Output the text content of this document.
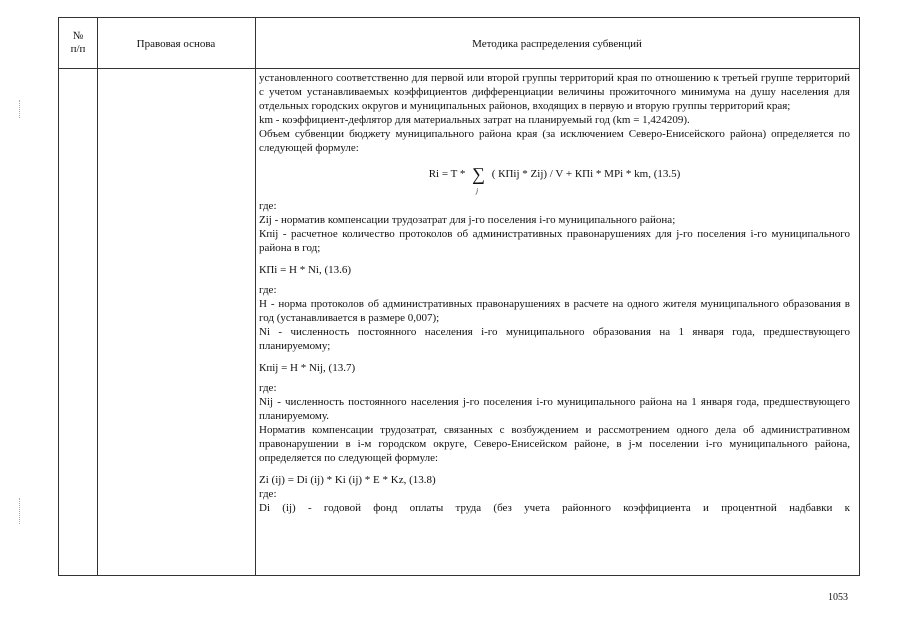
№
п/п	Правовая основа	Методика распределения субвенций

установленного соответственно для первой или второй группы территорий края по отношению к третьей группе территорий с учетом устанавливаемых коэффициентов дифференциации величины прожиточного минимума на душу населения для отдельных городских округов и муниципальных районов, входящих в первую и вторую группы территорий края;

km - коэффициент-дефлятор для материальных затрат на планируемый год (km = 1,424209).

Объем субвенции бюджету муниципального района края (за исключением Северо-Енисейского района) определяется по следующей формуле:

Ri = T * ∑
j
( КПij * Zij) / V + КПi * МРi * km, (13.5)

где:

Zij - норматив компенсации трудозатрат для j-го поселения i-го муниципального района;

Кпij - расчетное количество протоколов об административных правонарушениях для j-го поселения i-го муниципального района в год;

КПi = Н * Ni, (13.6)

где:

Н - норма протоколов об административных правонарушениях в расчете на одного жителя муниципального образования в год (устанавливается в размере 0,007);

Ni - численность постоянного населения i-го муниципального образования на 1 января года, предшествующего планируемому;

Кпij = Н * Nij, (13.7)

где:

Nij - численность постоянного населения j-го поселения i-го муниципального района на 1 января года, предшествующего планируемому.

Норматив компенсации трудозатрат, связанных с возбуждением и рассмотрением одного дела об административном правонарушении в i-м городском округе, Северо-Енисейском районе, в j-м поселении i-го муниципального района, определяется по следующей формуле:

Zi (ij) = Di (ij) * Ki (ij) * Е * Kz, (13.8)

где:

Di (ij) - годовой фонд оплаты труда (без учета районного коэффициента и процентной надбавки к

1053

...

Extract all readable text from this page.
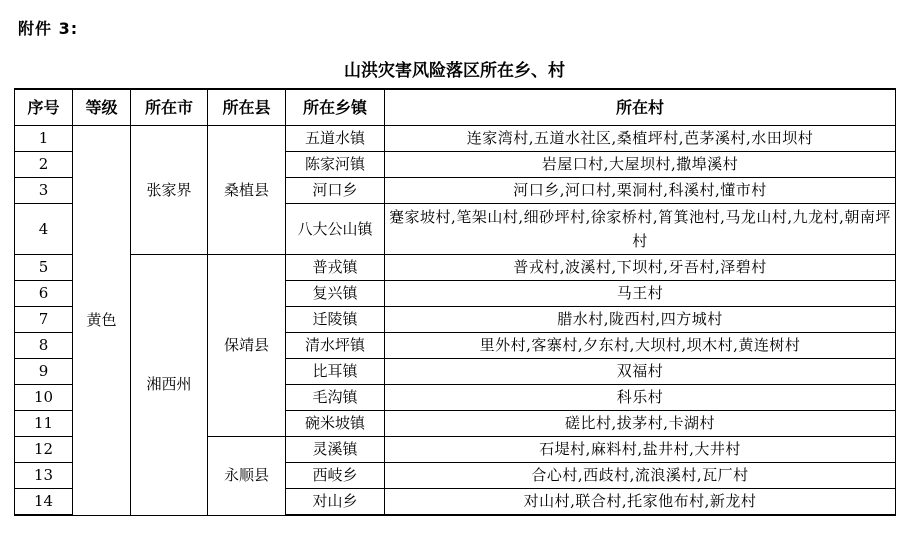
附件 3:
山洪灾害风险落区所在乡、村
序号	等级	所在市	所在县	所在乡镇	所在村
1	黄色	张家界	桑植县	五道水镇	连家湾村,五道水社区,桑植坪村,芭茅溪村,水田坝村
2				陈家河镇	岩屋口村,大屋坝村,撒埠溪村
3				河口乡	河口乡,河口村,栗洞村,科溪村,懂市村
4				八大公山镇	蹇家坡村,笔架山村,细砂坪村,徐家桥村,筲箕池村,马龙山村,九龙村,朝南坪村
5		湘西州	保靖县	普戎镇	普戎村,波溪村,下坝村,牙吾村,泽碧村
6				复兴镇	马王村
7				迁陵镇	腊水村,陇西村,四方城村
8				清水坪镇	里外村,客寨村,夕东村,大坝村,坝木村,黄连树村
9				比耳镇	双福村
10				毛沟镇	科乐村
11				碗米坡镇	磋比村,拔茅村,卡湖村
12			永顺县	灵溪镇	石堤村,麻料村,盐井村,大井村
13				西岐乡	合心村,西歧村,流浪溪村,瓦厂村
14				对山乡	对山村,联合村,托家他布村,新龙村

WRITTEN REQUEST -
Using the entries above, return each line in which the word "постоянного" occurs.

TASK SOLUTION -
Ni - численность постоянного населения i-го муниципального образования на 1 января года, предшествующего планируемому;
Nij - численность постоянного населения j-го поселения i-го муниципального района на 1 января года, предшествующего планируемому.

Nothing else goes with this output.